▶ _WHAT IS REQUIRED_
Copy out each line that includes the word "screenshot".

▶ _RECORD SET_
.....

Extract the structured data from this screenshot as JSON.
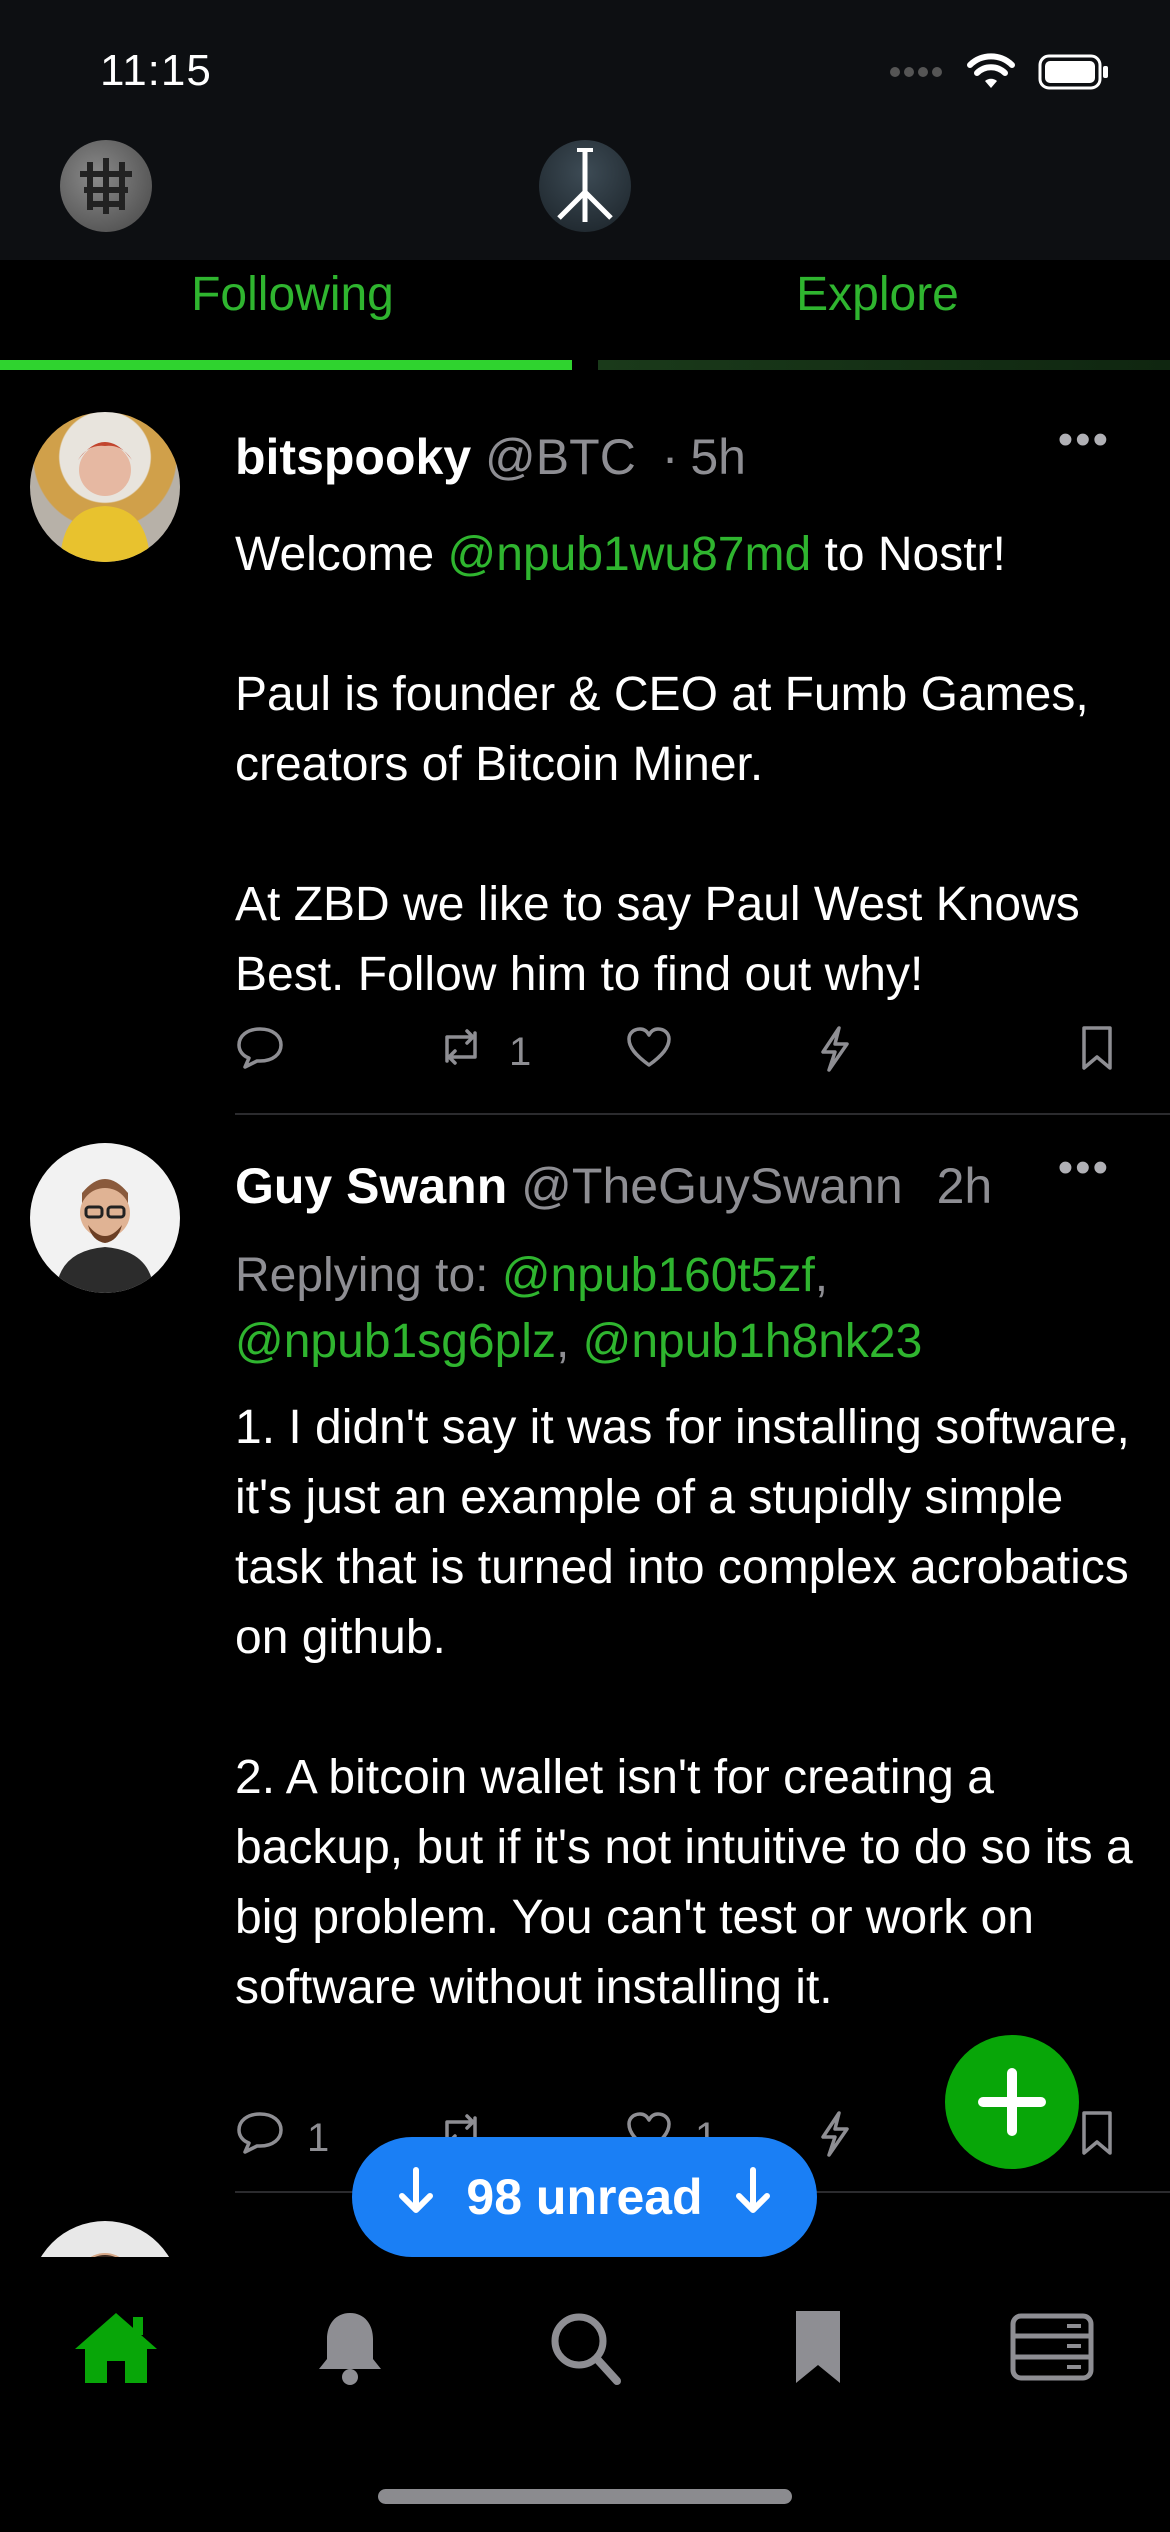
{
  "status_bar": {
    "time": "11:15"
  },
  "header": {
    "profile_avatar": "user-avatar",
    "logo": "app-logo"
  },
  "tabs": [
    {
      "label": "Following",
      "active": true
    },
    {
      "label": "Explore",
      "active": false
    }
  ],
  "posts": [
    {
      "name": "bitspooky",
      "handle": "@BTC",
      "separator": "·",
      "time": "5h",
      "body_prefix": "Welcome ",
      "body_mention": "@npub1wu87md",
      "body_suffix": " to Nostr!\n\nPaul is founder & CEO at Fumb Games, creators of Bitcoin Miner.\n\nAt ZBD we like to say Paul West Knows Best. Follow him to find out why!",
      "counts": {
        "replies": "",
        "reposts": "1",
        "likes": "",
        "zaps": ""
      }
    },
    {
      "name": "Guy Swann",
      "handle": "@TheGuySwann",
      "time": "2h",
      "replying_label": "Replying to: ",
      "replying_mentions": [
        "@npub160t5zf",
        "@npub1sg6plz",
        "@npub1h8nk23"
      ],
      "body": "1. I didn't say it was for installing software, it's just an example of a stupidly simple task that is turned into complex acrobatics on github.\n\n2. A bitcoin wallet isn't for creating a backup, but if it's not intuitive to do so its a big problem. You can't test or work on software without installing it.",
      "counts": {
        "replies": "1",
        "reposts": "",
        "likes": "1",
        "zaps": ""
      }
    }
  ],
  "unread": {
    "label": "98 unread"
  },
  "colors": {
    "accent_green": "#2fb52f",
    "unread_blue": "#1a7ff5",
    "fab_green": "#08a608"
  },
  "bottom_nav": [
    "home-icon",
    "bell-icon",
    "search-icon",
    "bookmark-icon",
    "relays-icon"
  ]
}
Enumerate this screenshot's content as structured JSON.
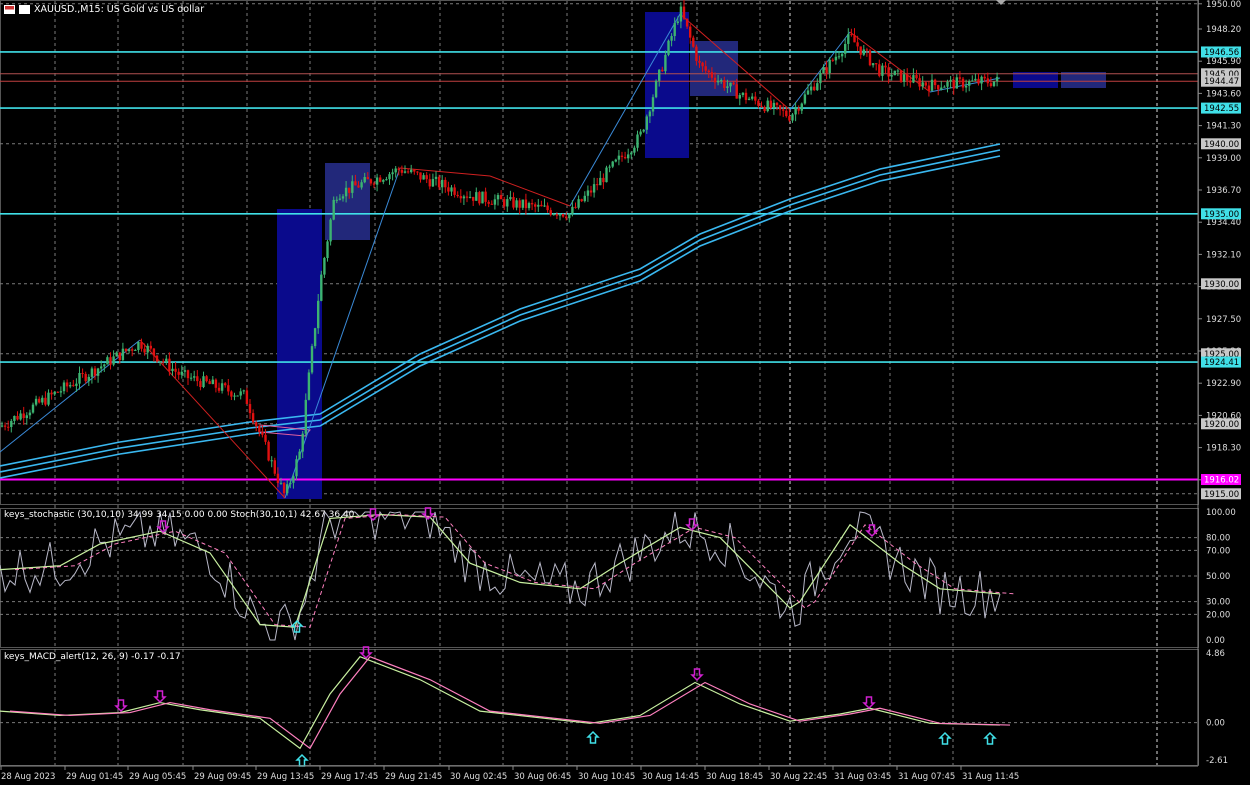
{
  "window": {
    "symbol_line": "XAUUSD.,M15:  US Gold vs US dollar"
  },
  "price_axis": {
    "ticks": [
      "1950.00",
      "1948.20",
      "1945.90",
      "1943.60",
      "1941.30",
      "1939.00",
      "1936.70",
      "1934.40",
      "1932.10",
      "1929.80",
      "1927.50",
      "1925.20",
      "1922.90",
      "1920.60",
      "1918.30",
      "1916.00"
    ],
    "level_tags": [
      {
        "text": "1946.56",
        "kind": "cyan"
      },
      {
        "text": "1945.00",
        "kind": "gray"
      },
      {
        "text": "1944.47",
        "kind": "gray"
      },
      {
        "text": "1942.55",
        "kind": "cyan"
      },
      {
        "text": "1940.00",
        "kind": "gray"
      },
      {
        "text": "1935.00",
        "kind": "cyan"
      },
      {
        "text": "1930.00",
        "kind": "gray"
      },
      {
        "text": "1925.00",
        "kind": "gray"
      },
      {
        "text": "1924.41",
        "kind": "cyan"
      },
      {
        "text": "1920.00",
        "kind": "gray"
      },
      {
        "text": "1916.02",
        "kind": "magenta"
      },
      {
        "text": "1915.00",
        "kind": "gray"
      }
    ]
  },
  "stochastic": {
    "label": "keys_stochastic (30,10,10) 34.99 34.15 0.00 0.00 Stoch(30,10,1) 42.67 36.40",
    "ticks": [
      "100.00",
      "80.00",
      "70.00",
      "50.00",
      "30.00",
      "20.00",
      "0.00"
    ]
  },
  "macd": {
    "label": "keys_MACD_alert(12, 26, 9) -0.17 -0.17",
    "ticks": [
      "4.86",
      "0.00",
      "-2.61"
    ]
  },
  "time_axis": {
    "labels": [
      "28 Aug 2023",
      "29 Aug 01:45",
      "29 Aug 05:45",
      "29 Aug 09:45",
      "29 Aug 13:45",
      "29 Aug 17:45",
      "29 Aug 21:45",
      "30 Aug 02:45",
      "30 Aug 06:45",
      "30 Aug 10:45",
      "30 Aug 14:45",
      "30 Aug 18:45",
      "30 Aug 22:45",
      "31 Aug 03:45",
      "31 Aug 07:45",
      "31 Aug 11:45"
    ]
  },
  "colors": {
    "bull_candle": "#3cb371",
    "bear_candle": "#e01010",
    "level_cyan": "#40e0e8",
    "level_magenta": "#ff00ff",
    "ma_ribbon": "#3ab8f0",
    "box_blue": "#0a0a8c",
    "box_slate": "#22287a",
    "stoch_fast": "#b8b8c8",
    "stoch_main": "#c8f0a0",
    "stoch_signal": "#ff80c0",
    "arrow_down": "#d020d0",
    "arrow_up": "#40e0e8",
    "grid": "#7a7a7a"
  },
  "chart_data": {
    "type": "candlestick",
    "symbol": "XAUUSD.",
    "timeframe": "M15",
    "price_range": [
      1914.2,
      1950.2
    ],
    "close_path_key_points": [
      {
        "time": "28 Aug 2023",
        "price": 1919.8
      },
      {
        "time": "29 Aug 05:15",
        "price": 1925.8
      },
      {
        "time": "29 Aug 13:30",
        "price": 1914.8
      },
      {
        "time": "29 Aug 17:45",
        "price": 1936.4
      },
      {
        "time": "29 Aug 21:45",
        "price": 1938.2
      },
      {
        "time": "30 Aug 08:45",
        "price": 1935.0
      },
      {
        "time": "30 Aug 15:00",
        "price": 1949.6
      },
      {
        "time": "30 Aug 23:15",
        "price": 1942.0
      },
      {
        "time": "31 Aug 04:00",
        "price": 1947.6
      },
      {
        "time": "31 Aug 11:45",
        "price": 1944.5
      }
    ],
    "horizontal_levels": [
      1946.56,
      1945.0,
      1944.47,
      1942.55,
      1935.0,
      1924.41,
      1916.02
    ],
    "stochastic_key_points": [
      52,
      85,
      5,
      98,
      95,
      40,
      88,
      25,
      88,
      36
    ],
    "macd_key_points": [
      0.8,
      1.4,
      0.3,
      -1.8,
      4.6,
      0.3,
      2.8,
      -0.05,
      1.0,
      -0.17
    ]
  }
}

.....

▶ _THE OUTPUT_
Extract the structured data from this screenshot as JSON.
Enumerate this screenshot's content as structured JSON.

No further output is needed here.